Problem statement
Pictures in the records should not be copied, but every other part must be repeated exactly.

Recorded data
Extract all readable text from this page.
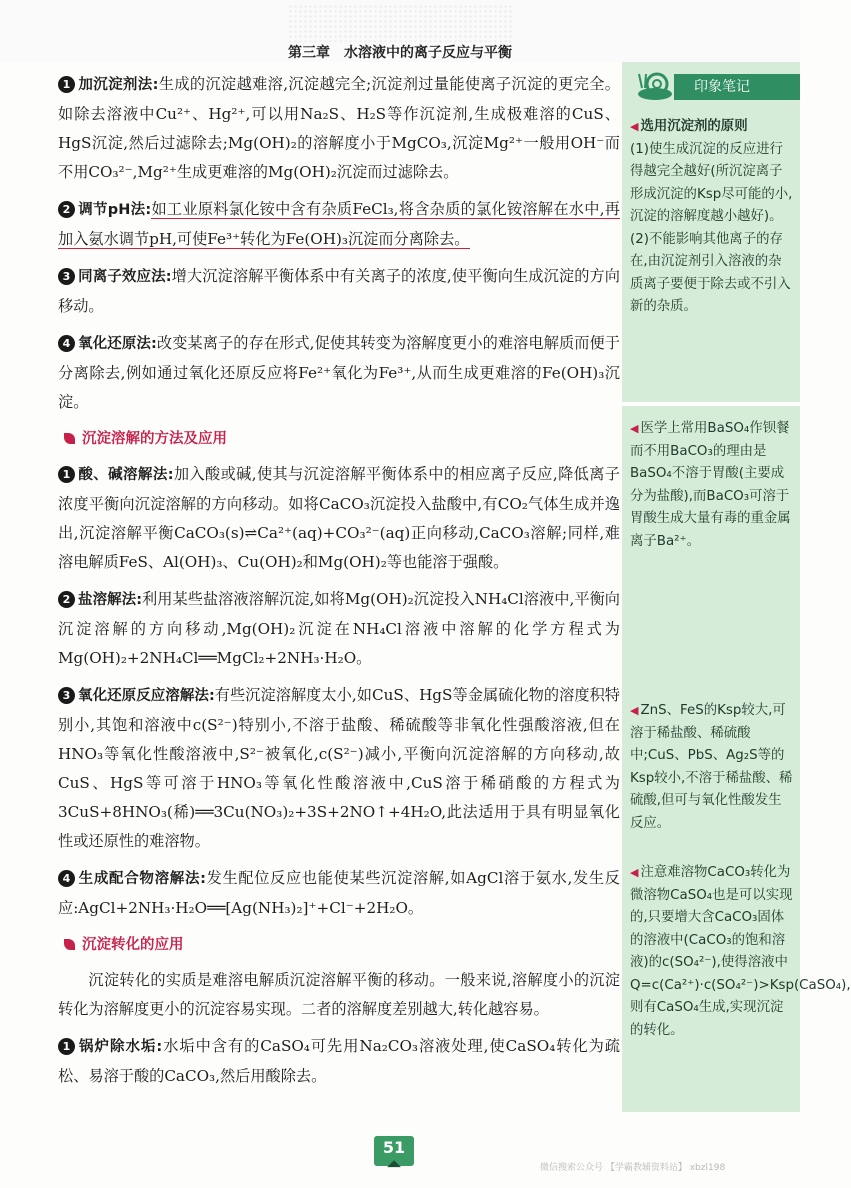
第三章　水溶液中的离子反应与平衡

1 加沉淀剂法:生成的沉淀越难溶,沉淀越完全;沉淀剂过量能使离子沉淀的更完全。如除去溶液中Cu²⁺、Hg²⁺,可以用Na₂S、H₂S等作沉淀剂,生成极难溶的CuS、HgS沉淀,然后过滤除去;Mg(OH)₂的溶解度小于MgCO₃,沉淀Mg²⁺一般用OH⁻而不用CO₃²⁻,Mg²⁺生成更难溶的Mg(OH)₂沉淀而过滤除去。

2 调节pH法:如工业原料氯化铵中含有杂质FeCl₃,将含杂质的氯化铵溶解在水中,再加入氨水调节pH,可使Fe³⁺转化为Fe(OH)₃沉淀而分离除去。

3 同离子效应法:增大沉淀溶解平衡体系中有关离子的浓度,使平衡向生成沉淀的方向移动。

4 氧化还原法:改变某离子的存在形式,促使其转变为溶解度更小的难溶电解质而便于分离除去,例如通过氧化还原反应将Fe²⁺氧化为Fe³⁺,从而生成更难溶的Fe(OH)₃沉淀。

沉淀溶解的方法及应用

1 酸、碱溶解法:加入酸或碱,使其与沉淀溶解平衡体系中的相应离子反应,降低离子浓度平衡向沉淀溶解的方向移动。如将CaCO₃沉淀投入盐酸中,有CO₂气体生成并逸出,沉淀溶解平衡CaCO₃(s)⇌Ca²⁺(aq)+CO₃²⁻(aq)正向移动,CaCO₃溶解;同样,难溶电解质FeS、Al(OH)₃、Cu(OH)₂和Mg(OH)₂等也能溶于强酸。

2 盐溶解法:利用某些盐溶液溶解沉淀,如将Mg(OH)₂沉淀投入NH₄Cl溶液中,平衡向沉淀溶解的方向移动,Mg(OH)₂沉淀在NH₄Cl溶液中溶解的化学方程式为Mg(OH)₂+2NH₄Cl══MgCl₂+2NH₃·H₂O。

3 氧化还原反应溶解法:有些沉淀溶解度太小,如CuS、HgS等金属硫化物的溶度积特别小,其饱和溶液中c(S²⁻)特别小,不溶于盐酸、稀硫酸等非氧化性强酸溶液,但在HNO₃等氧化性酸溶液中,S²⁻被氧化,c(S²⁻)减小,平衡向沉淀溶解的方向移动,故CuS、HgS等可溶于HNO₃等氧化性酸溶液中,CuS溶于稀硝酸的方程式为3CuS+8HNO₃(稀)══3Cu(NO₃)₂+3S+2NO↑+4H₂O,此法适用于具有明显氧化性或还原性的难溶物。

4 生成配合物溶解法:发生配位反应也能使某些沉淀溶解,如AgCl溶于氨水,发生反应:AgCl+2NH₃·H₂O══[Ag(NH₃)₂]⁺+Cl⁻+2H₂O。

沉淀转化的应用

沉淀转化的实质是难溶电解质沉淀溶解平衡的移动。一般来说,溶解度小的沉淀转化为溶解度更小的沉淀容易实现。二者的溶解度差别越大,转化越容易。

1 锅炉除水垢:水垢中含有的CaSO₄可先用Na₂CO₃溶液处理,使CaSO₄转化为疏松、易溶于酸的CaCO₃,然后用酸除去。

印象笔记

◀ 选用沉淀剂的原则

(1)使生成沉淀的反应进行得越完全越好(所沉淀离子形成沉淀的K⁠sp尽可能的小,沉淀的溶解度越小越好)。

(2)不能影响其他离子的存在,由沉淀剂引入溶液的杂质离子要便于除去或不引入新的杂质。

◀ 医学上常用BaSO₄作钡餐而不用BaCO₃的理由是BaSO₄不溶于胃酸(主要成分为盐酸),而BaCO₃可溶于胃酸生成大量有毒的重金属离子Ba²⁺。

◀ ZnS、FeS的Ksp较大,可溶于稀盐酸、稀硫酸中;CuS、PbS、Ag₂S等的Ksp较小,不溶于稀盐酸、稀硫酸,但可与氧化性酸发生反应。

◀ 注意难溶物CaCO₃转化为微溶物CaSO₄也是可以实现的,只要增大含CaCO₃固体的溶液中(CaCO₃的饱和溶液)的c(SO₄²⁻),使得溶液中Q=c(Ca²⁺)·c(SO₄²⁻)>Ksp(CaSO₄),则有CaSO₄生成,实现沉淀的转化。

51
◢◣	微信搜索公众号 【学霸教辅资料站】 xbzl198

Response below
Extract all readable text from this page.
第三章　水溶液中的离子反应与平衡

1 加沉淀剂法:生成的沉淀越难溶,沉淀越完全;沉淀剂过量能使离子沉淀的更完全。如除去溶液中Cu²⁺、Hg²⁺,可以用Na₂S、H₂S等作沉淀剂,生成极难溶的CuS、HgS沉淀,然后过滤除去;Mg(OH)₂的溶解度小于MgCO₃,沉淀Mg²⁺一般用OH⁻而不用CO₃²⁻,Mg²⁺生成更难溶的Mg(OH)₂沉淀而过滤除去。

2 调节pH法:如工业原料氯化铵中含有杂质FeCl₃,将含杂质的氯化铵溶解在水中,再加入氨水调节pH,可使Fe³⁺转化为Fe(OH)₃沉淀而分离除去。

3 同离子效应法:增大沉淀溶解平衡体系中有关离子的浓度,使平衡向生成沉淀的方向移动。

4 氧化还原法:改变某离子的存在形式,促使其转变为溶解度更小的难溶电解质而便于分离除去,例如通过氧化还原反应将Fe²⁺氧化为Fe³⁺,从而生成更难溶的Fe(OH)₃沉淀。

沉淀溶解的方法及应用

1 酸、碱溶解法:加入酸或碱,使其与沉淀溶解平衡体系中的相应离子反应,降低离子浓度平衡向沉淀溶解的方向移动。如将CaCO₃沉淀投入盐酸中,有CO₂气体生成并逸出,沉淀溶解平衡CaCO₃(s)⇌Ca²⁺(aq)+CO₃²⁻(aq)正向移动,CaCO₃溶解;同样,难溶电解质FeS、Al(OH)₃、Cu(OH)₂和Mg(OH)₂等也能溶于强酸。

2 盐溶解法:利用某些盐溶液溶解沉淀,如将Mg(OH)₂沉淀投入NH₄Cl溶液中,平衡向沉淀溶解的方向移动,Mg(OH)₂沉淀在NH₄Cl溶液中溶解的化学方程式为Mg(OH)₂+2NH₄Cl══MgCl₂+2NH₃·H₂O。

3 氧化还原反应溶解法:有些沉淀溶解度太小,如CuS、HgS等金属硫化物的溶度积特别小,其饱和溶液中c(S²⁻)特别小,不溶于盐酸、稀硫酸等非氧化性强酸溶液,但在HNO₃等氧化性酸溶液中,S²⁻被氧化,c(S²⁻)减小,平衡向沉淀溶解的方向移动,故CuS、HgS等可溶于HNO₃等氧化性酸溶液中,CuS溶于稀硝酸的方程式为3CuS+8HNO₃(稀)══3Cu(NO₃)₂+3S+2NO↑+4H₂O,此法适用于具有明显氧化性或还原性的难溶物。

4 生成配合物溶解法:发生配位反应也能使某些沉淀溶解,如AgCl溶于氨水,发生反应:AgCl+2NH₃·H₂O══[Ag(NH₃)₂]⁺+Cl⁻+2H₂O。

沉淀转化的应用

沉淀转化的实质是难溶电解质沉淀溶解平衡的移动。一般来说,溶解度小的沉淀转化为溶解度更小的沉淀容易实现。二者的溶解度差别越大,转化越容易。

1 锅炉除水垢:水垢中含有的CaSO₄可先用Na₂CO₃溶液处理,使CaSO₄转化为疏松、易溶于酸的CaCO₃,然后用酸除去。

印象笔记

◀ 选用沉淀剂的原则

(1)使生成沉淀的反应进行得越完全越好(所沉淀离子形成沉淀的K⁠sp尽可能的小,沉淀的溶解度越小越好)。

(2)不能影响其他离子的存在,由沉淀剂引入溶液的杂质离子要便于除去或不引入新的杂质。

◀ 医学上常用BaSO₄作钡餐而不用BaCO₃的理由是BaSO₄不溶于胃酸(主要成分为盐酸),而BaCO₃可溶于胃酸生成大量有毒的重金属离子Ba²⁺。

◀ ZnS、FeS的Ksp较大,可溶于稀盐酸、稀硫酸中;CuS、PbS、Ag₂S等的Ksp较小,不溶于稀盐酸、稀硫酸,但可与氧化性酸发生反应。

◀ 注意难溶物CaCO₃转化为微溶物CaSO₄也是可以实现的,只要增大含CaCO₃固体的溶液中(CaCO₃的饱和溶液)的c(SO₄²⁻),使得溶液中Q=c(Ca²⁺)·c(SO₄²⁻)>Ksp(CaSO₄),则有CaSO₄生成,实现沉淀的转化。

51
◢◣	微信搜索公众号 【学霸教辅资料站】 xbzl198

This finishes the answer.